| GIVEN PROBLEM |
Look through the listing for the word "sous". Copy each line that has it.

| EXERCISE INPUT |
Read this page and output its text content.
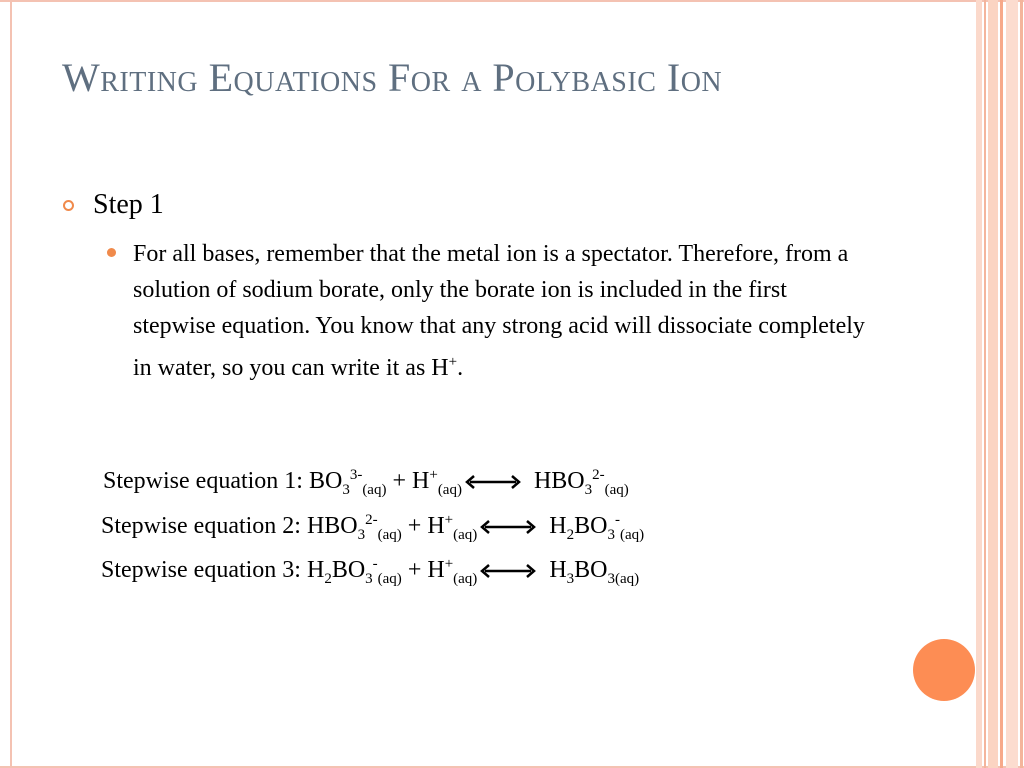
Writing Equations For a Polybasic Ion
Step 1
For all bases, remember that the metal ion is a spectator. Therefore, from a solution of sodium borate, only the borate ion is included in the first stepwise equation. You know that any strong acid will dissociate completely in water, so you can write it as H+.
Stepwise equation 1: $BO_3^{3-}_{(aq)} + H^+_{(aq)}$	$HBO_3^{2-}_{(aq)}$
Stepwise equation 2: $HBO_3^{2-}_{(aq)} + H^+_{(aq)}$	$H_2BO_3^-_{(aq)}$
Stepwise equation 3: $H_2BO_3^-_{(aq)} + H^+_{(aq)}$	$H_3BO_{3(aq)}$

--

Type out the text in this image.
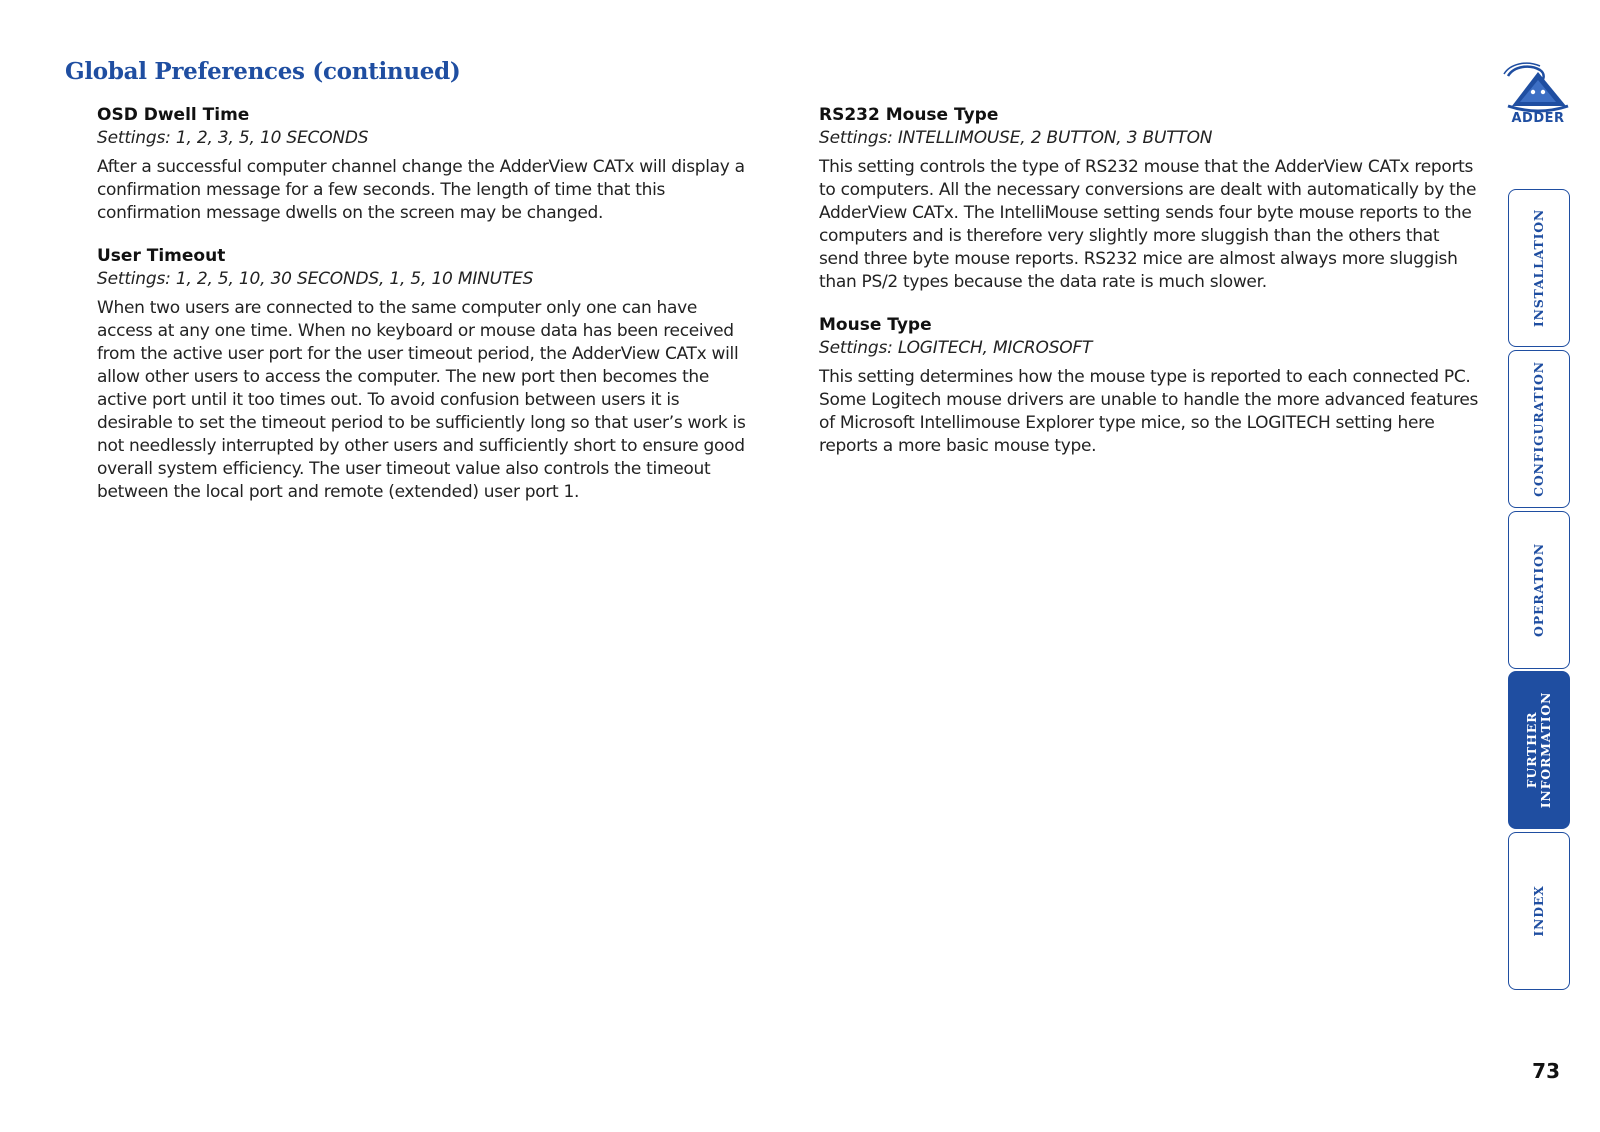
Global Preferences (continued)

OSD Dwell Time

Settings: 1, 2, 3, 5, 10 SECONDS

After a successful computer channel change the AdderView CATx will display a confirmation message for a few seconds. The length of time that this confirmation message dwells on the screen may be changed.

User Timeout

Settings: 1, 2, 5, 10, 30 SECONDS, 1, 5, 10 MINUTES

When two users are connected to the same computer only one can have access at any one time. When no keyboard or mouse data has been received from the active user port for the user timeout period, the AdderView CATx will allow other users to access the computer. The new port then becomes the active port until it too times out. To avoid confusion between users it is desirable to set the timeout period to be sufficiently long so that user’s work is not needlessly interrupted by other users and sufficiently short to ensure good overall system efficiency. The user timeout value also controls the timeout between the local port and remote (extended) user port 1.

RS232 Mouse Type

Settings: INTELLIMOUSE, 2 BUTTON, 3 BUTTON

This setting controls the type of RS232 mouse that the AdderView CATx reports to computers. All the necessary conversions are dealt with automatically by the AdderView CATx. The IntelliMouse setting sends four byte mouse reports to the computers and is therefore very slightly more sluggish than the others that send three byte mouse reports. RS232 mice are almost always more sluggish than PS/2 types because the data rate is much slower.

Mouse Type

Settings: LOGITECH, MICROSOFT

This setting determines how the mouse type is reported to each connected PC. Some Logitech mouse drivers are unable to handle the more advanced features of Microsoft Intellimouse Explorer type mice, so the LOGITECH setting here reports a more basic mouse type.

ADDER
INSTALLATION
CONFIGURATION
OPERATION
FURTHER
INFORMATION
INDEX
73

...

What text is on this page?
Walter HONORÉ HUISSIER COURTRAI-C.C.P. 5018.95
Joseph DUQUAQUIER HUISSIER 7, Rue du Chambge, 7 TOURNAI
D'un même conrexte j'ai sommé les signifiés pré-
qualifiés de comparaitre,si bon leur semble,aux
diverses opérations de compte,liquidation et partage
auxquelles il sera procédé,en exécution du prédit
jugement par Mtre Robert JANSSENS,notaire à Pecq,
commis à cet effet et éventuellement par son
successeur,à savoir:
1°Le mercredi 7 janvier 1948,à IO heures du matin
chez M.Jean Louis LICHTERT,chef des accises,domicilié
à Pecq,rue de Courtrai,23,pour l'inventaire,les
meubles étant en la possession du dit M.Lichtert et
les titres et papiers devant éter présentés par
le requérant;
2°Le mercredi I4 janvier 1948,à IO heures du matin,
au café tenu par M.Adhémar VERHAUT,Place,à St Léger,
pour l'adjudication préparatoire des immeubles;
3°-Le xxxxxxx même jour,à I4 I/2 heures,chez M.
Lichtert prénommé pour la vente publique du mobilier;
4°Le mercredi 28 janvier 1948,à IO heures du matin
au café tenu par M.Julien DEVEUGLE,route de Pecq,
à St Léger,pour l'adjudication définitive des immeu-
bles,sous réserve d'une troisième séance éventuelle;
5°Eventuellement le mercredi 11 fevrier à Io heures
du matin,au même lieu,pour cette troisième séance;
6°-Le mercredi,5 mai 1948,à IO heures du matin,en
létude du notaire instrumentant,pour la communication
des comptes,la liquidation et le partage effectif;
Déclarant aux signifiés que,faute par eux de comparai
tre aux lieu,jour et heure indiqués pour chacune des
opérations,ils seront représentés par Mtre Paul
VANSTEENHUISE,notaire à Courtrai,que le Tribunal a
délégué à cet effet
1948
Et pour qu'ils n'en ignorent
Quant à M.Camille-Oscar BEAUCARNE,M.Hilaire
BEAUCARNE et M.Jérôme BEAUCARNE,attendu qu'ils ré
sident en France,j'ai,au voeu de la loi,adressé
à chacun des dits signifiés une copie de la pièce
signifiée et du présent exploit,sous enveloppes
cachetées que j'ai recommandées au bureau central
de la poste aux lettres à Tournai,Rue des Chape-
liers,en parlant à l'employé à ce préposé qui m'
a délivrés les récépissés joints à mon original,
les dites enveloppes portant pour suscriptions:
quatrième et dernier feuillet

| FINAL RESULT |
bles,sous réserve d'une troisième séance éventuelle;
signifiée et du présent exploit,sous enveloppes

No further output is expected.